• [Task to carry out]
The records that follow must be repeated verbatim, every one of them.

• [Supplied material]

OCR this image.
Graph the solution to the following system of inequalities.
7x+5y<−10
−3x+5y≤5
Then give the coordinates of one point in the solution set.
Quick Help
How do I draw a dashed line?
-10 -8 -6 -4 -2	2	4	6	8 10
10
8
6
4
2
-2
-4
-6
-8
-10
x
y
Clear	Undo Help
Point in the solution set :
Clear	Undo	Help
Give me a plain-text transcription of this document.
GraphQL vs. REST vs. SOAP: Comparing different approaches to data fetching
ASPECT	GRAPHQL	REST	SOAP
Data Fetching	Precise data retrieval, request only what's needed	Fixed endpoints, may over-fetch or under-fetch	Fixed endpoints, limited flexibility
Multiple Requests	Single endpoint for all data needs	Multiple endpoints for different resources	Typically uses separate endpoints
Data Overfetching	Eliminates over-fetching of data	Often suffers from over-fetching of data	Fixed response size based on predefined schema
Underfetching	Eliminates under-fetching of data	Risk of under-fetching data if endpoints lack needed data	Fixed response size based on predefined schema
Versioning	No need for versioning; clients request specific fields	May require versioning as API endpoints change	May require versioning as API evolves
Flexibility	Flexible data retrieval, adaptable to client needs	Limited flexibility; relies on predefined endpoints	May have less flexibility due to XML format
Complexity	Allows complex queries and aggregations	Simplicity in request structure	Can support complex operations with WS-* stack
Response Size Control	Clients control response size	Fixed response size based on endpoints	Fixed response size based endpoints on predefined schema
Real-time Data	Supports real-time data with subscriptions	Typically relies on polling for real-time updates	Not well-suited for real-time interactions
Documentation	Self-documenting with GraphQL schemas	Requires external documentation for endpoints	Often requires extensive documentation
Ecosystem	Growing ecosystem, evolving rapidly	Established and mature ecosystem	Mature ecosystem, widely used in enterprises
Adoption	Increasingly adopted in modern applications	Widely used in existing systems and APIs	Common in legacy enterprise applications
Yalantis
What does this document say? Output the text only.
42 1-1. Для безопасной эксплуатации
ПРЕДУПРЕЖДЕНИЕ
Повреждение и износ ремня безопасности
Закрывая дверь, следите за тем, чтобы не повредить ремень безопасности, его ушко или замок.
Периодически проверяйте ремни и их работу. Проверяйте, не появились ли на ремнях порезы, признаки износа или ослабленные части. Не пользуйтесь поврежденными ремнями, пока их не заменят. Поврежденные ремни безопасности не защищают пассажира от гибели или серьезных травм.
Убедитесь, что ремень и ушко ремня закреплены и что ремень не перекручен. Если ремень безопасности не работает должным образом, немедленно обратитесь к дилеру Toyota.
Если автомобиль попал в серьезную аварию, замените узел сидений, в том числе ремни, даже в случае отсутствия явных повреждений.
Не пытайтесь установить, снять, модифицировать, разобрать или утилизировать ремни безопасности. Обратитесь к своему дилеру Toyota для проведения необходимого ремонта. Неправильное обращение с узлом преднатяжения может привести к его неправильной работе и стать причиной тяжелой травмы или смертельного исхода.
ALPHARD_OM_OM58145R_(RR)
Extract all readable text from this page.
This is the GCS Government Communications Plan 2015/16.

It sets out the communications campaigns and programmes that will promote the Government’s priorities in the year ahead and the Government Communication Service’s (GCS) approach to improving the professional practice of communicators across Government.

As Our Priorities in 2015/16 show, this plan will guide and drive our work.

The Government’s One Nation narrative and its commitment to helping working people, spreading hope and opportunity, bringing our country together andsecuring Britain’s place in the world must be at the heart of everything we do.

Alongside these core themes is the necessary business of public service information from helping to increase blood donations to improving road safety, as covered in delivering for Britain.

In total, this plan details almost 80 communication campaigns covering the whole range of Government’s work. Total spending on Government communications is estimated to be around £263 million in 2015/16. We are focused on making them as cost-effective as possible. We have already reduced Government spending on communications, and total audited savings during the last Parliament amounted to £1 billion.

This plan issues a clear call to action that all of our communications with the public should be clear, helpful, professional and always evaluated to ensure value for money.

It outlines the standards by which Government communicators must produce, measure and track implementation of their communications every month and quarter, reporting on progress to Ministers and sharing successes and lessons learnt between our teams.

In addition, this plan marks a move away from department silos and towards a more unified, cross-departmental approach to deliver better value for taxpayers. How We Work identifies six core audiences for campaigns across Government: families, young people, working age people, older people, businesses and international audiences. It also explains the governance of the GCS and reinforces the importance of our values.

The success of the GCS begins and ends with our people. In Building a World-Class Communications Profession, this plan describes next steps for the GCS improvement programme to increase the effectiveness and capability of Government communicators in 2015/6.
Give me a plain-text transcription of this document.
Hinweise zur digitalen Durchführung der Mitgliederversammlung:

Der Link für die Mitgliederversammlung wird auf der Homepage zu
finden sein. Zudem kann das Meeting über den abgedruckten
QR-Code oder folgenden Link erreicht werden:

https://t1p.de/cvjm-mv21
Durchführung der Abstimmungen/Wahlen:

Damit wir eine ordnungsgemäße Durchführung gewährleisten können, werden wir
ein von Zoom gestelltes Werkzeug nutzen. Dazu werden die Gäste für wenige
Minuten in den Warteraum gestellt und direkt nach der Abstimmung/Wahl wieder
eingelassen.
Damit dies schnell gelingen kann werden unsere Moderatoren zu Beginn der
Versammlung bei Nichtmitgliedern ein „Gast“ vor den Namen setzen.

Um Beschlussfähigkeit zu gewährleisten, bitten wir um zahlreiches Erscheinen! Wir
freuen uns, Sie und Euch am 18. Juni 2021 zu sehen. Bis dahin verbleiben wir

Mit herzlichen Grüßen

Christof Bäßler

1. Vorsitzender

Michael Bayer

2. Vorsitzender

• [The result]
OCR this image.
Graph the solution to the following system of inequalities.
7x+5y<−10
−3x+5y≤5
Then give the coordinates of one point in the solution set.
Quick Help
How do I draw a dashed line?
-10 -8 -6 -4 -2	2	4	6	8 10
10
8
6
4
2
-2
-4
-6
-8
-10
x
y
Clear	Undo Help
Point in the solution set :
Clear	Undo	Help
Give me a plain-text transcription of this document.
GraphQL vs. REST vs. SOAP: Comparing different approaches to data fetching
ASPECT	GRAPHQL	REST	SOAP
Data Fetching	Precise data retrieval, request only what's needed	Fixed endpoints, may over-fetch or under-fetch	Fixed endpoints, limited flexibility
Multiple Requests	Single endpoint for all data needs	Multiple endpoints for different resources	Typically uses separate endpoints
Data Overfetching	Eliminates over-fetching of data	Often suffers from over-fetching of data	Fixed response size based on predefined schema
Underfetching	Eliminates under-fetching of data	Risk of under-fetching data if endpoints lack needed data	Fixed response size based on predefined schema
Versioning	No need for versioning; clients request specific fields	May require versioning as API endpoints change	May require versioning as API evolves
Flexibility	Flexible data retrieval, adaptable to client needs	Limited flexibility; relies on predefined endpoints	May have less flexibility due to XML format
Complexity	Allows complex queries and aggregations	Simplicity in request structure	Can support complex operations with WS-* stack
Response Size Control	Clients control response size	Fixed response size based on endpoints	Fixed response size based endpoints on predefined schema
Real-time Data	Supports real-time data with subscriptions	Typically relies on polling for real-time updates	Not well-suited for real-time interactions
Documentation	Self-documenting with GraphQL schemas	Requires external documentation for endpoints	Often requires extensive documentation
Ecosystem	Growing ecosystem, evolving rapidly	Established and mature ecosystem	Mature ecosystem, widely used in enterprises
Adoption	Increasingly adopted in modern applications	Widely used in existing systems and APIs	Common in legacy enterprise applications
Yalantis
What does this document say? Output the text only.
42 1-1. Для безопасной эксплуатации
ПРЕДУПРЕЖДЕНИЕ
Повреждение и износ ремня безопасности
Закрывая дверь, следите за тем, чтобы не повредить ремень безопасности, его ушко или замок.
Периодически проверяйте ремни и их работу. Проверяйте, не появились ли на ремнях порезы, признаки износа или ослабленные части. Не пользуйтесь поврежденными ремнями, пока их не заменят. Поврежденные ремни безопасности не защищают пассажира от гибели или серьезных травм.
Убедитесь, что ремень и ушко ремня закреплены и что ремень не перекручен. Если ремень безопасности не работает должным образом, немедленно обратитесь к дилеру Toyota.
Если автомобиль попал в серьезную аварию, замените узел сидений, в том числе ремни, даже в случае отсутствия явных повреждений.
Не пытайтесь установить, снять, модифицировать, разобрать или утилизировать ремни безопасности. Обратитесь к своему дилеру Toyota для проведения необходимого ремонта. Неправильное обращение с узлом преднатяжения может привести к его неправильной работе и стать причиной тяжелой травмы или смертельного исхода.
ALPHARD_OM_OM58145R_(RR)
Extract all readable text from this page.
This is the GCS Government Communications Plan 2015/16.

It sets out the communications campaigns and programmes that will promote the Government’s priorities in the year ahead and the Government Communication Service’s (GCS) approach to improving the professional practice of communicators across Government.

As Our Priorities in 2015/16 show, this plan will guide and drive our work.

The Government’s One Nation narrative and its commitment to helping working people, spreading hope and opportunity, bringing our country together andsecuring Britain’s place in the world must be at the heart of everything we do.

Alongside these core themes is the necessary business of public service information from helping to increase blood donations to improving road safety, as covered in delivering for Britain.

In total, this plan details almost 80 communication campaigns covering the whole range of Government’s work. Total spending on Government communications is estimated to be around £263 million in 2015/16. We are focused on making them as cost-effective as possible. We have already reduced Government spending on communications, and total audited savings during the last Parliament amounted to £1 billion.

This plan issues a clear call to action that all of our communications with the public should be clear, helpful, professional and always evaluated to ensure value for money.

It outlines the standards by which Government communicators must produce, measure and track implementation of their communications every month and quarter, reporting on progress to Ministers and sharing successes and lessons learnt between our teams.

In addition, this plan marks a move away from department silos and towards a more unified, cross-departmental approach to deliver better value for taxpayers. How We Work identifies six core audiences for campaigns across Government: families, young people, working age people, older people, businesses and international audiences. It also explains the governance of the GCS and reinforces the importance of our values.

The success of the GCS begins and ends with our people. In Building a World-Class Communications Profession, this plan describes next steps for the GCS improvement programme to increase the effectiveness and capability of Government communicators in 2015/6.
Give me a plain-text transcription of this document.
Hinweise zur digitalen Durchführung der Mitgliederversammlung:

Der Link für die Mitgliederversammlung wird auf der Homepage zu
finden sein. Zudem kann das Meeting über den abgedruckten
QR-Code oder folgenden Link erreicht werden:

https://t1p.de/cvjm-mv21
Durchführung der Abstimmungen/Wahlen:

Damit wir eine ordnungsgemäße Durchführung gewährleisten können, werden wir
ein von Zoom gestelltes Werkzeug nutzen. Dazu werden die Gäste für wenige
Minuten in den Warteraum gestellt und direkt nach der Abstimmung/Wahl wieder
eingelassen.
Damit dies schnell gelingen kann werden unsere Moderatoren zu Beginn der
Versammlung bei Nichtmitgliedern ein „Gast“ vor den Namen setzen.

Um Beschlussfähigkeit zu gewährleisten, bitten wir um zahlreiches Erscheinen! Wir
freuen uns, Sie und Euch am 18. Juni 2021 zu sehen. Bis dahin verbleiben wir

Mit herzlichen Grüßen

Christof Bäßler

1. Vorsitzender

Michael Bayer

2. Vorsitzender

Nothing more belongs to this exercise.